## THE TASK
Make an exact copy of all the material below, apart from the pictures.
-- Start --
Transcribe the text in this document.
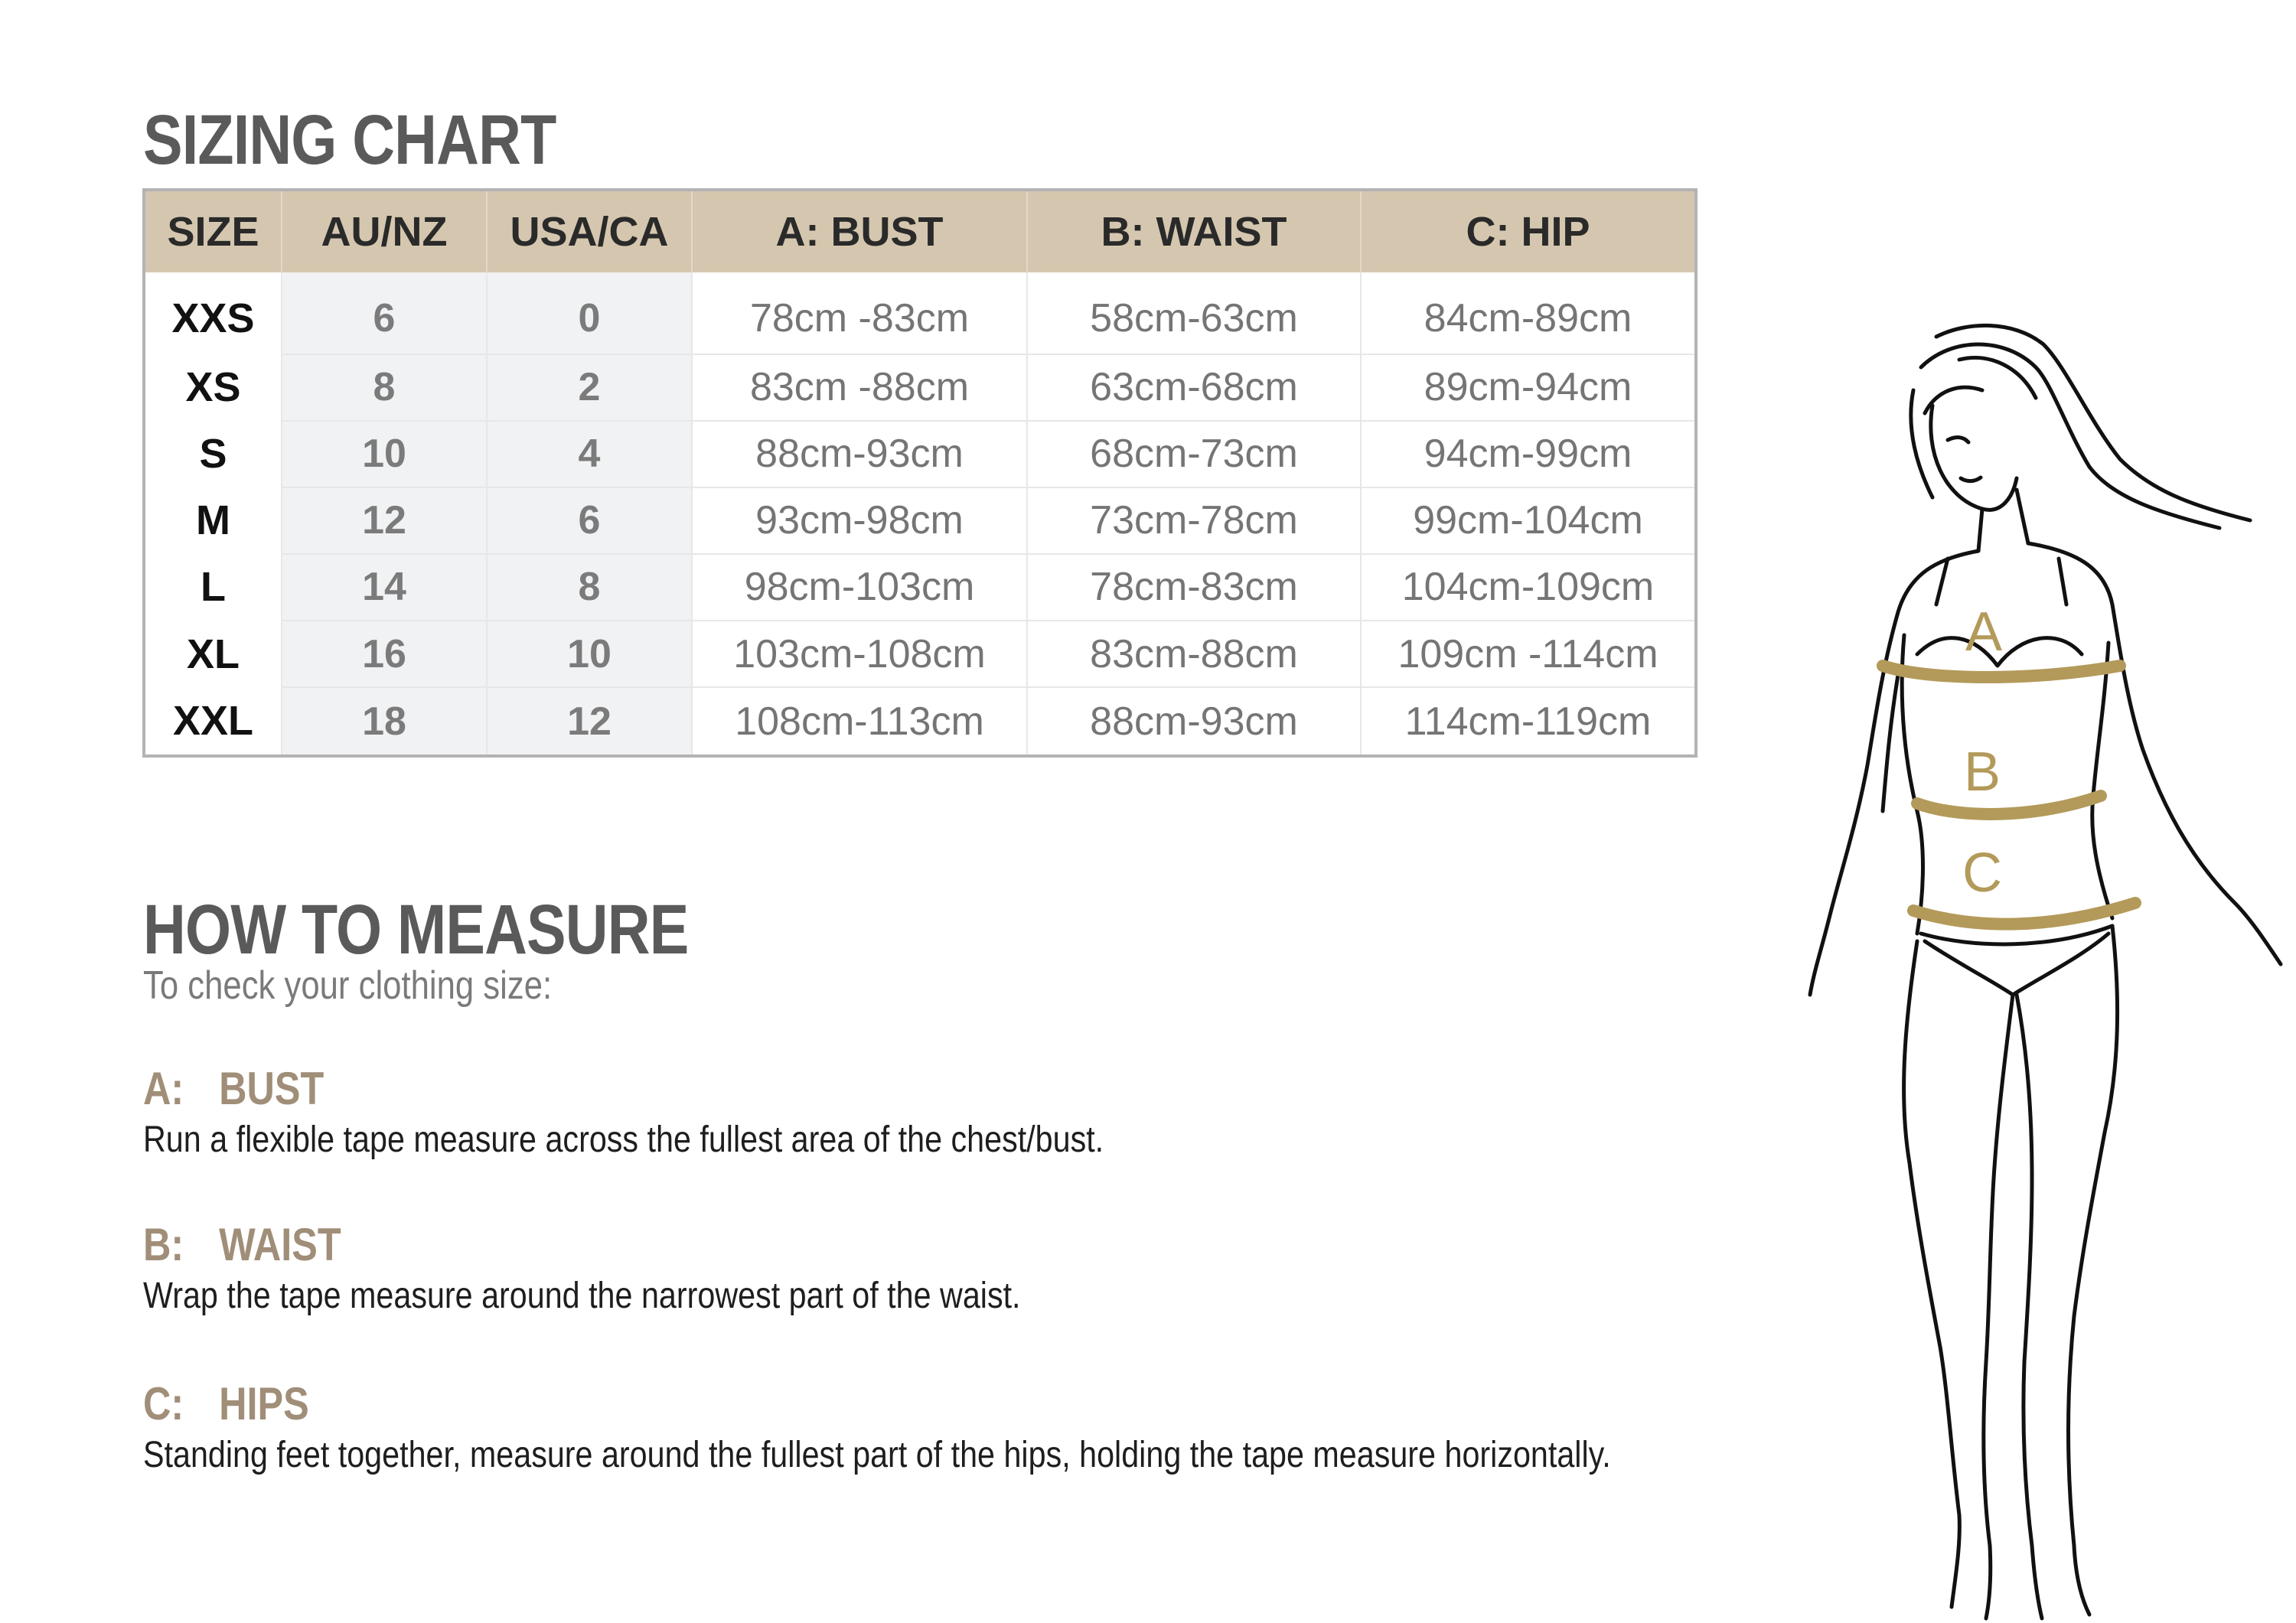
SIZING CHART
SIZE	AU/NZ	USA/CA	A: BUST	B: WAIST	C: HIP
XXS	6	0	78cm -83cm	58cm-63cm	84cm-89cm
XS	8	2	83cm -88cm	63cm-68cm	89cm-94cm
S	10	4	88cm-93cm	68cm-73cm	94cm-99cm
M	12	6	93cm-98cm	73cm-78cm	99cm-104cm
L	14	8	98cm-103cm	78cm-83cm	104cm-109cm
XL	16	10	103cm-108cm	83cm-88cm	109cm -114cm
XXL	18	12	108cm-113cm	88cm-93cm	114cm-119cm
HOW TO MEASURE

To check your clothing size:

A: BUST

Run a flexible tape measure across the fullest area of the chest/bust.

B: WAIST

Wrap the tape measure around the narrowest part of the waist.

C: HIPS

Standing feet together, measure around the fullest part of the hips, holding the tape measure horizontally.

A
B
C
-- End --
## EXERCISE RESULT
Transcribe the text in this document.
SIZING CHART
SIZE	AU/NZ	USA/CA	A: BUST	B: WAIST	C: HIP
XXS	6	0	78cm -83cm	58cm-63cm	84cm-89cm
XS	8	2	83cm -88cm	63cm-68cm	89cm-94cm
S	10	4	88cm-93cm	68cm-73cm	94cm-99cm
M	12	6	93cm-98cm	73cm-78cm	99cm-104cm
L	14	8	98cm-103cm	78cm-83cm	104cm-109cm
XL	16	10	103cm-108cm	83cm-88cm	109cm -114cm
XXL	18	12	108cm-113cm	88cm-93cm	114cm-119cm
HOW TO MEASURE

To check your clothing size:

A: BUST

Run a flexible tape measure across the fullest area of the chest/bust.

B: WAIST

Wrap the tape measure around the narrowest part of the waist.

C: HIPS

Standing feet together, measure around the fullest part of the hips, holding the tape measure horizontally.

A
B
C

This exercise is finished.